| Written problem |
Repeat all the material exactly; pictures stay out of your copy.

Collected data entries
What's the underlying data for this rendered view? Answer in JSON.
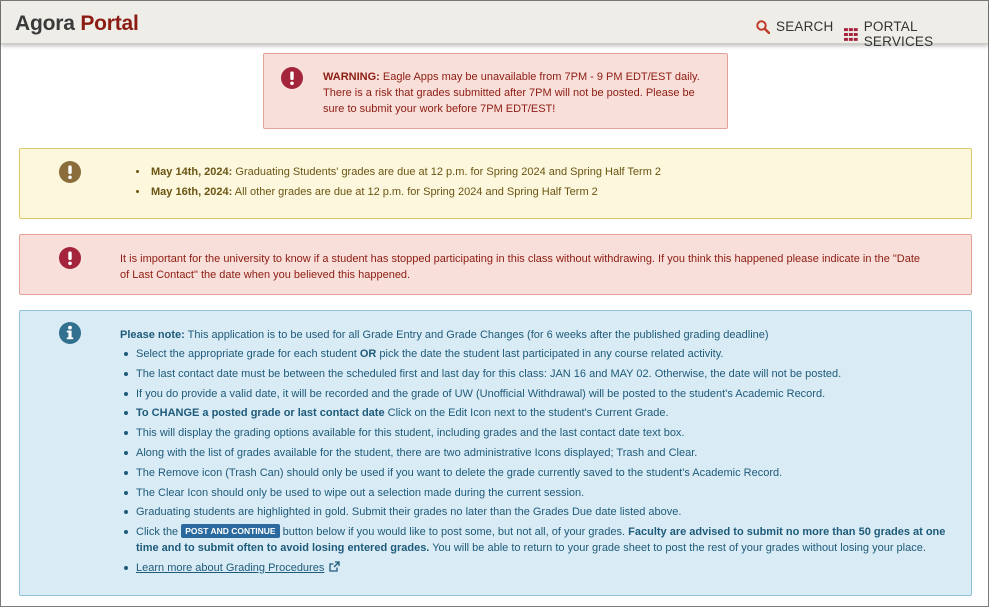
{
  "header": {
    "brand_main": "Agora",
    "brand_accent": "Portal",
    "search_label": "SEARCH",
    "services_label": "PORTAL SERVICES"
  },
  "warning": {
    "label": "WARNING:",
    "line1": " Eagle Apps may be unavailable from 7PM - 9 PM EDT/EST daily.",
    "line2": "There is a risk that grades submitted after 7PM will not be posted. Please be",
    "line3": "sure to submit your work before 7PM EDT/EST!"
  },
  "deadlines": {
    "items": [
      {
        "date": "May 14th, 2024:",
        "text": " Graduating Students' grades are due at 12 p.m. for Spring 2024 and Spring Half Term 2"
      },
      {
        "date": "May 16th, 2024:",
        "text": " All other grades are due at 12 p.m. for Spring 2024 and Spring Half Term 2"
      }
    ]
  },
  "contact_notice": {
    "line1": "It is important for the university to know if a student has stopped participating in this class without withdrawing. If you think this happened please indicate in the \"Date",
    "line2": "of Last Contact\" the date when you believed this happened."
  },
  "note": {
    "intro_label": "Please note:",
    "intro_text": " This application is to be used for all Grade Entry and Grade Changes (for 6 weeks after the published grading deadline)",
    "b1_pre": "Select the appropriate grade for each student ",
    "b1_or": "OR",
    "b1_post": " pick the date the student last participated in any course related activity.",
    "b2": "The last contact date must be between the scheduled first and last day for this class: JAN 16 and MAY 02. Otherwise, the date will not be posted.",
    "b3": "If you do provide a valid date, it will be recorded and the grade of UW (Unofficial Withdrawal) will be posted to the student's Academic Record.",
    "b4_bold": "To CHANGE a posted grade or last contact date",
    "b4_text": " Click on the Edit Icon next to the student's Current Grade.",
    "b5": "This will display the grading options available for this student, including grades and the last contact date text box.",
    "b6": "Along with the list of grades available for the student, there are two administrative Icons displayed; Trash and Clear.",
    "b7": "The Remove icon (Trash Can) should only be used if you want to delete the grade currently saved to the student's Academic Record.",
    "b8": "The Clear Icon should only be used to wipe out a selection made during the current session.",
    "b9": "Graduating students are highlighted in gold. Submit their grades no later than the Grades Due date listed above.",
    "b10_pre": "Click the ",
    "b10_button": "POST AND CONTINUE",
    "b10_mid": " button below if you would like to post some, but not all, of your grades. ",
    "b10_bold": "Faculty are advised to submit no more than 50 grades at one time and to submit often to avoid losing entered grades.",
    "b10_post": " You will be able to return to your grade sheet to post the rest of your grades without losing your place.",
    "learn_more": "Learn more about Grading Procedures"
  },
  "colors": {
    "brand_accent": "#8c1c13",
    "search_icon": "#c0392b",
    "red_icon": "#a3243b",
    "yellow_icon": "#8a6d3b",
    "blue_icon": "#31708f"
  }
}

| The completed task |
What's the underlying data for this rendered view? Answer in JSON.
{
  "header": {
    "brand_main": "Agora",
    "brand_accent": "Portal",
    "search_label": "SEARCH",
    "services_label": "PORTAL SERVICES"
  },
  "warning": {
    "label": "WARNING:",
    "line1": " Eagle Apps may be unavailable from 7PM - 9 PM EDT/EST daily.",
    "line2": "There is a risk that grades submitted after 7PM will not be posted. Please be",
    "line3": "sure to submit your work before 7PM EDT/EST!"
  },
  "deadlines": {
    "items": [
      {
        "date": "May 14th, 2024:",
        "text": " Graduating Students' grades are due at 12 p.m. for Spring 2024 and Spring Half Term 2"
      },
      {
        "date": "May 16th, 2024:",
        "text": " All other grades are due at 12 p.m. for Spring 2024 and Spring Half Term 2"
      }
    ]
  },
  "contact_notice": {
    "line1": "It is important for the university to know if a student has stopped participating in this class without withdrawing. If you think this happened please indicate in the \"Date",
    "line2": "of Last Contact\" the date when you believed this happened."
  },
  "note": {
    "intro_label": "Please note:",
    "intro_text": " This application is to be used for all Grade Entry and Grade Changes (for 6 weeks after the published grading deadline)",
    "b1_pre": "Select the appropriate grade for each student ",
    "b1_or": "OR",
    "b1_post": " pick the date the student last participated in any course related activity.",
    "b2": "The last contact date must be between the scheduled first and last day for this class: JAN 16 and MAY 02. Otherwise, the date will not be posted.",
    "b3": "If you do provide a valid date, it will be recorded and the grade of UW (Unofficial Withdrawal) will be posted to the student's Academic Record.",
    "b4_bold": "To CHANGE a posted grade or last contact date",
    "b4_text": " Click on the Edit Icon next to the student's Current Grade.",
    "b5": "This will display the grading options available for this student, including grades and the last contact date text box.",
    "b6": "Along with the list of grades available for the student, there are two administrative Icons displayed; Trash and Clear.",
    "b7": "The Remove icon (Trash Can) should only be used if you want to delete the grade currently saved to the student's Academic Record.",
    "b8": "The Clear Icon should only be used to wipe out a selection made during the current session.",
    "b9": "Graduating students are highlighted in gold. Submit their grades no later than the Grades Due date listed above.",
    "b10_pre": "Click the ",
    "b10_button": "POST AND CONTINUE",
    "b10_mid": " button below if you would like to post some, but not all, of your grades. ",
    "b10_bold": "Faculty are advised to submit no more than 50 grades at one time and to submit often to avoid losing entered grades.",
    "b10_post": " You will be able to return to your grade sheet to post the rest of your grades without losing your place.",
    "learn_more": "Learn more about Grading Procedures"
  },
  "colors": {
    "brand_accent": "#8c1c13",
    "search_icon": "#c0392b",
    "red_icon": "#a3243b",
    "yellow_icon": "#8a6d3b",
    "blue_icon": "#31708f"
  }
}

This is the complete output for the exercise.